- **TO DO**: Write every line out verbatim and omit the pictures.

<<<<

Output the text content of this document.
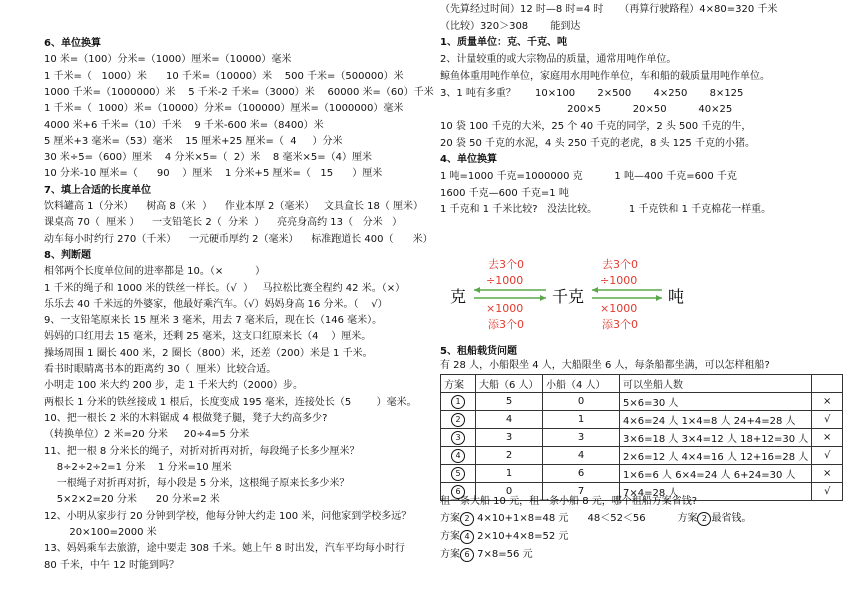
6、单位换算
10 米=（100）分米=（1000）厘米=（10000）毫米
1 千米=（   1000）米      10 千米=（10000）米    500 千米=（500000）米
1000 千米=（1000000）米    5 千米-2 千米=（3000）米    60000 米=（60）千米
1 千米=（  1000）米=（10000）分米=（100000）厘米=（1000000）毫米
4000 米+6 千米=（10）千米    9 千米-600 米=（8400）米
5 厘米+3 毫米=（53）毫米    15 厘米+25 厘米=（  4     ）分米
30 米÷5=（600）厘米    4 分米×5=（  2）米    8 毫米×5=（4）厘米
10 分米-10 厘米=（      90    ）厘米    1 分米+5 厘米=（   15      ）厘米
7、填上合适的长度单位
饮料罐高 1（分米）    树高 8（米  ）    作业本厚 2（毫米）   文具盒长 18（ 厘米）
课桌高 70（  厘米 ）    一支铅笔长 2（  分米  ）    亮亮身高约 13（   分米   ）
动车每小时约行 270（千米）    一元硬币厚约 2（毫米）    标准跑道长 400（      米）
8、判断题
相邻两个长度单位间的进率都是 10。（×          ）
1 千米的绳子和 1000 米的铁丝一样长。（√  ）   马拉松比赛全程约 42 米。（×）
乐乐去 40 千米远的外婆家，他最好乘汽车。（√）妈妈身高 16 分米。（    √）
9、一支铅笔原来长 15 厘米 3 毫米，用去 7 毫米后，现在长（146 毫米）。
妈妈的口红用去 15 毫米，还剩 25 毫米，这支口红原来长（4    ）厘米。
操场周围 1 圈长 400 米，2 圈长（800）米，还差（200）米是 1 千米。
看书时眼睛离书本的距离约 30（  厘米）比较合适。
小明走 100 米大约 200 步，走 1 千米大约（2000）步。
两根长 1 分米的铁丝接成 1 根后，长度变成 195 毫米，连接处长（5        ）毫米。
10、把一根长 2 米的木料锯成 4 根做凳子腿，凳子大约高多少?
（转换单位）2 米=20 分米     20÷4=5 分米
11、把一根 8 分米长的绳子，对折对折再对折，每段绳子长多少厘米？
8÷2÷2÷2=1 分米    1 分米=10 厘米
一根绳子对折再对折，每小段是 5 分米，这根绳子原来长多少米？
5×2×2=20 分米      20 分米=2 米
12、小明从家步行 20 分钟到学校，他每分钟大约走 100 米，问他家到学校多远？
20×100=2000 米
13、妈妈乘车去旅游，途中要走 308 千米。她上午 8 时出发，汽车平均每小时行
80 千米，中午 12 时能到吗？
（先算经过时间）12 时—8 时=4 时     （再算行驶路程）4×80=320 千米
（比较）320＞308       能到达
1、质量单位：克、千克、吨
2、计量较重的或大宗物品的质量，通常用吨作单位。
鲸鱼体重用吨作单位，家庭用水用吨作单位，车和船的载质量用吨作单位。
3、1 吨有多重？      10×100       2×500       4×250       8×125
200×5          20×50          40×25
10 袋 100 千克的大米，25 个 40 千克的同学，2 头 500 千克的牛，
20 袋 50 千克的水泥，4 头 250 千克的老虎，8 头 125 千克的小猪。
4、单位换算
1 吨=1000 千克=1000000 克          1 吨—400 千克=600 千克
1600 千克—600 千克=1 吨
1 千克和 1 千米比较?   没法比较。          1 千克铁和 1 千克棉花一样重。
克	千克	吨
去3个0
÷1000
×1000
添3个0
去3个0
÷1000
×1000
添3个0
5、租船载货问题
有 28 人，小船限坐 4 人，大船限坐 6 人，每条船都坐满，可以怎样租船?
方案	大船（6 人）	小船（4 人）	可以坐船人数	
1	5	0	5×6=30 人	×
2	4	1	4×6=24 人 1×4=8 人 24+4=28 人	√
3	3	3	3×6=18 人 3×4=12 人 18+12=30 人	×
4	2	4	2×6=12 人 4×4=16 人 12+16=28 人	√
5	1	6	1×6=6 人 6×4=24 人 6+24=30 人	×
6	0	7	7×4=28 人	√
租一条大船 10 元，租一条小船 8 元，哪个租船方案省钱?
方案 2 4×10+1×8=48 元      48＜52＜56          方案 2 最省钱。
方案 4 2×10+4×8=52 元
方案 6 7×8=56 元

>>>>

- **RESPONSE TO THIS EXERCISE**:
Output the text content of this document.
6、单位换算
10 米=（100）分米=（1000）厘米=（10000）毫米
1 千米=（   1000）米      10 千米=（10000）米    500 千米=（500000）米
1000 千米=（1000000）米    5 千米-2 千米=（3000）米    60000 米=（60）千米
1 千米=（  1000）米=（10000）分米=（100000）厘米=（1000000）毫米
4000 米+6 千米=（10）千米    9 千米-600 米=（8400）米
5 厘米+3 毫米=（53）毫米    15 厘米+25 厘米=（  4     ）分米
30 米÷5=（600）厘米    4 分米×5=（  2）米    8 毫米×5=（4）厘米
10 分米-10 厘米=（      90    ）厘米    1 分米+5 厘米=（   15      ）厘米
7、填上合适的长度单位
饮料罐高 1（分米）    树高 8（米  ）    作业本厚 2（毫米）   文具盒长 18（ 厘米）
课桌高 70（  厘米 ）    一支铅笔长 2（  分米  ）    亮亮身高约 13（   分米   ）
动车每小时约行 270（千米）    一元硬币厚约 2（毫米）    标准跑道长 400（      米）
8、判断题
相邻两个长度单位间的进率都是 10。（×          ）
1 千米的绳子和 1000 米的铁丝一样长。（√  ）   马拉松比赛全程约 42 米。（×）
乐乐去 40 千米远的外婆家，他最好乘汽车。（√）妈妈身高 16 分米。（    √）
9、一支铅笔原来长 15 厘米 3 毫米，用去 7 毫米后，现在长（146 毫米）。
妈妈的口红用去 15 毫米，还剩 25 毫米，这支口红原来长（4    ）厘米。
操场周围 1 圈长 400 米，2 圈长（800）米，还差（200）米是 1 千米。
看书时眼睛离书本的距离约 30（  厘米）比较合适。
小明走 100 米大约 200 步，走 1 千米大约（2000）步。
两根长 1 分米的铁丝接成 1 根后，长度变成 195 毫米，连接处长（5        ）毫米。
10、把一根长 2 米的木料锯成 4 根做凳子腿，凳子大约高多少?
（转换单位）2 米=20 分米     20÷4=5 分米
11、把一根 8 分米长的绳子，对折对折再对折，每段绳子长多少厘米？
8÷2÷2÷2=1 分米    1 分米=10 厘米
一根绳子对折再对折，每小段是 5 分米，这根绳子原来长多少米？
5×2×2=20 分米      20 分米=2 米
12、小明从家步行 20 分钟到学校，他每分钟大约走 100 米，问他家到学校多远？
20×100=2000 米
13、妈妈乘车去旅游，途中要走 308 千米。她上午 8 时出发，汽车平均每小时行
80 千米，中午 12 时能到吗？
（先算经过时间）12 时—8 时=4 时     （再算行驶路程）4×80=320 千米
（比较）320＞308       能到达
1、质量单位：克、千克、吨
2、计量较重的或大宗物品的质量，通常用吨作单位。
鲸鱼体重用吨作单位，家庭用水用吨作单位，车和船的载质量用吨作单位。
3、1 吨有多重？      10×100       2×500       4×250       8×125
200×5          20×50          40×25
10 袋 100 千克的大米，25 个 40 千克的同学，2 头 500 千克的牛，
20 袋 50 千克的水泥，4 头 250 千克的老虎，8 头 125 千克的小猪。
4、单位换算
1 吨=1000 千克=1000000 克          1 吨—400 千克=600 千克
1600 千克—600 千克=1 吨
1 千克和 1 千米比较?   没法比较。          1 千克铁和 1 千克棉花一样重。
克	千克	吨
去3个0
÷1000
×1000
添3个0
去3个0
÷1000
×1000
添3个0
5、租船载货问题
有 28 人，小船限坐 4 人，大船限坐 6 人，每条船都坐满，可以怎样租船?
方案	大船（6 人）	小船（4 人）	可以坐船人数	
1	5	0	5×6=30 人	×
2	4	1	4×6=24 人 1×4=8 人 24+4=28 人	√
3	3	3	3×6=18 人 3×4=12 人 18+12=30 人	×
4	2	4	2×6=12 人 4×4=16 人 12+16=28 人	√
5	1	6	1×6=6 人 6×4=24 人 6+24=30 人	×
6	0	7	7×4=28 人	√
租一条大船 10 元，租一条小船 8 元，哪个租船方案省钱?
方案 2 4×10+1×8=48 元      48＜52＜56          方案 2 最省钱。
方案 4 2×10+4×8=52 元
方案 6 7×8=56 元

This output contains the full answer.